Instructions to follow.
Identify each line below that contains the word "jest", and copy it out.

──────── Dataset

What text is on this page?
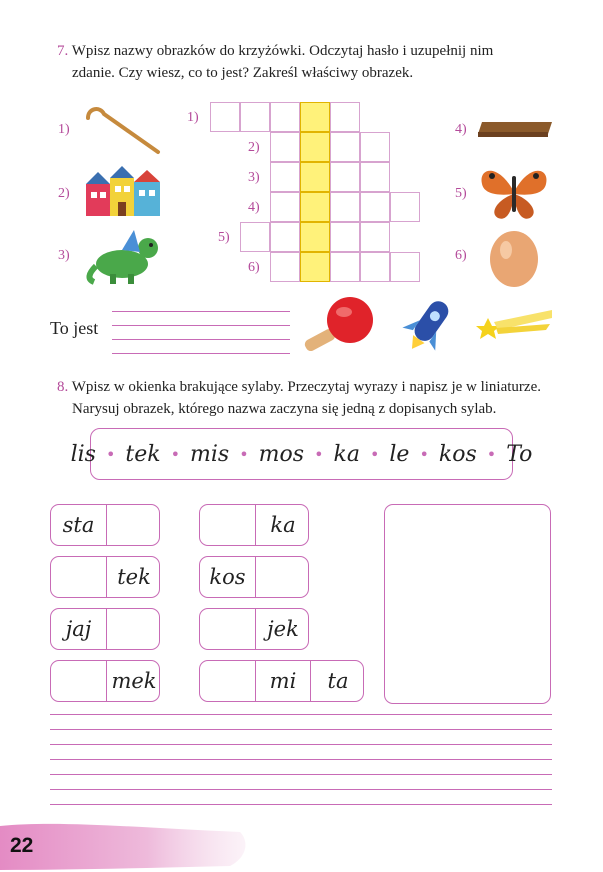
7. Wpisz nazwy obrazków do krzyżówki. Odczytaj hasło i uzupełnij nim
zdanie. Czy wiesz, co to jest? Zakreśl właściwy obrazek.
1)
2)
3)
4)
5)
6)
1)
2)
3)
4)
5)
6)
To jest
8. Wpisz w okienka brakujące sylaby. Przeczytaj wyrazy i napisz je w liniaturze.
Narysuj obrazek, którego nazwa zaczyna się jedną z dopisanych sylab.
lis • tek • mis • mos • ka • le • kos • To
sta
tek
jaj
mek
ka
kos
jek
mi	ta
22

────────────────
──────── Dataset

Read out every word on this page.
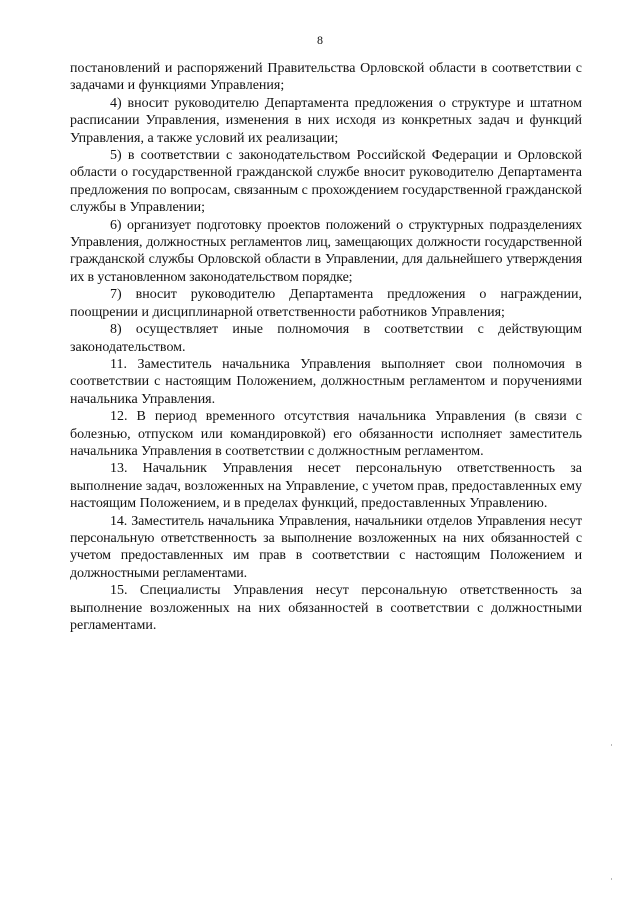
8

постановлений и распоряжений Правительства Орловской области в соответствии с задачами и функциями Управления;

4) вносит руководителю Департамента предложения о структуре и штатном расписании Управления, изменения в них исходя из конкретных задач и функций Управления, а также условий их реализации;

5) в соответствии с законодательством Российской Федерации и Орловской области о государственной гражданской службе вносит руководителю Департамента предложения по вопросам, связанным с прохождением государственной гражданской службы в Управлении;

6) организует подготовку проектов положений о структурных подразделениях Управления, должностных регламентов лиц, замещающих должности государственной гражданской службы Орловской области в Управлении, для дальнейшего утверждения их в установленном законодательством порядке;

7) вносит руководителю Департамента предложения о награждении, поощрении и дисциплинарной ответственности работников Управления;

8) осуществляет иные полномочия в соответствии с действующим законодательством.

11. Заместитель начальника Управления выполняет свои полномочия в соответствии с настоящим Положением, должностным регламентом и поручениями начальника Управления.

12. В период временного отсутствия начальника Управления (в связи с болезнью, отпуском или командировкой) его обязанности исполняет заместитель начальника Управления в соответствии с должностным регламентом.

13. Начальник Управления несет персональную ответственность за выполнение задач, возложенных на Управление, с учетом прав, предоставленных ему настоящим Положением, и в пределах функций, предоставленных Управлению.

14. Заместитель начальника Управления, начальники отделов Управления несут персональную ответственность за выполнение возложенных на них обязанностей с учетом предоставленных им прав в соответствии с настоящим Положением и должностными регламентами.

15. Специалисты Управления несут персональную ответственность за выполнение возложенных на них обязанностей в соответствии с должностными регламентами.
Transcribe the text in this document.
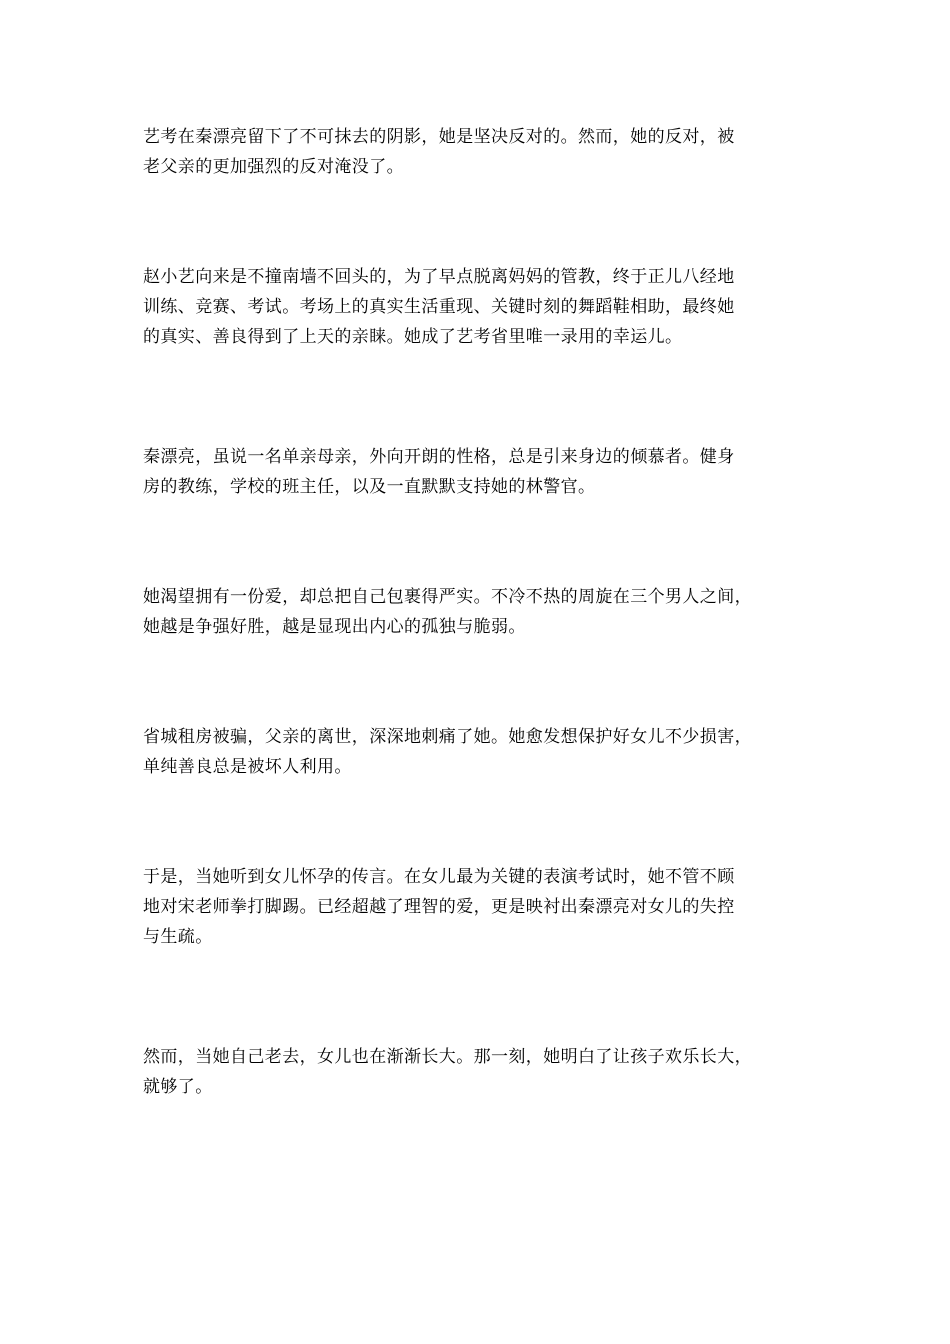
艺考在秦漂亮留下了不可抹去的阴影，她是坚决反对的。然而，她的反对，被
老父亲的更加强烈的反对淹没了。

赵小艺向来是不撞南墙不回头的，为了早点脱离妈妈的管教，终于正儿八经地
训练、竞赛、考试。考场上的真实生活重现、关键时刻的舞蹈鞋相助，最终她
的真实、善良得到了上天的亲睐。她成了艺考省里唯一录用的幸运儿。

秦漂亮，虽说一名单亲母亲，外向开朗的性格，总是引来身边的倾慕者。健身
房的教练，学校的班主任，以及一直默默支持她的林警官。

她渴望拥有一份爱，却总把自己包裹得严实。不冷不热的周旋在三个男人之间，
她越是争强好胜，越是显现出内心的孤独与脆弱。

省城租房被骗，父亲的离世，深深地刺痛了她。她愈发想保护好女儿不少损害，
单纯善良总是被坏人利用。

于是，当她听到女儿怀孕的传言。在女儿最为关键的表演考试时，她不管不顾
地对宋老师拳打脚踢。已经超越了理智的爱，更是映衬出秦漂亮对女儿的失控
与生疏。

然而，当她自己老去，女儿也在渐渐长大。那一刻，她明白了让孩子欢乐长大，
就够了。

────────────────

Solution to this task.
zdanie. Czy wiesz, co to jest? Zakreśl właściwy obrazek.
To jest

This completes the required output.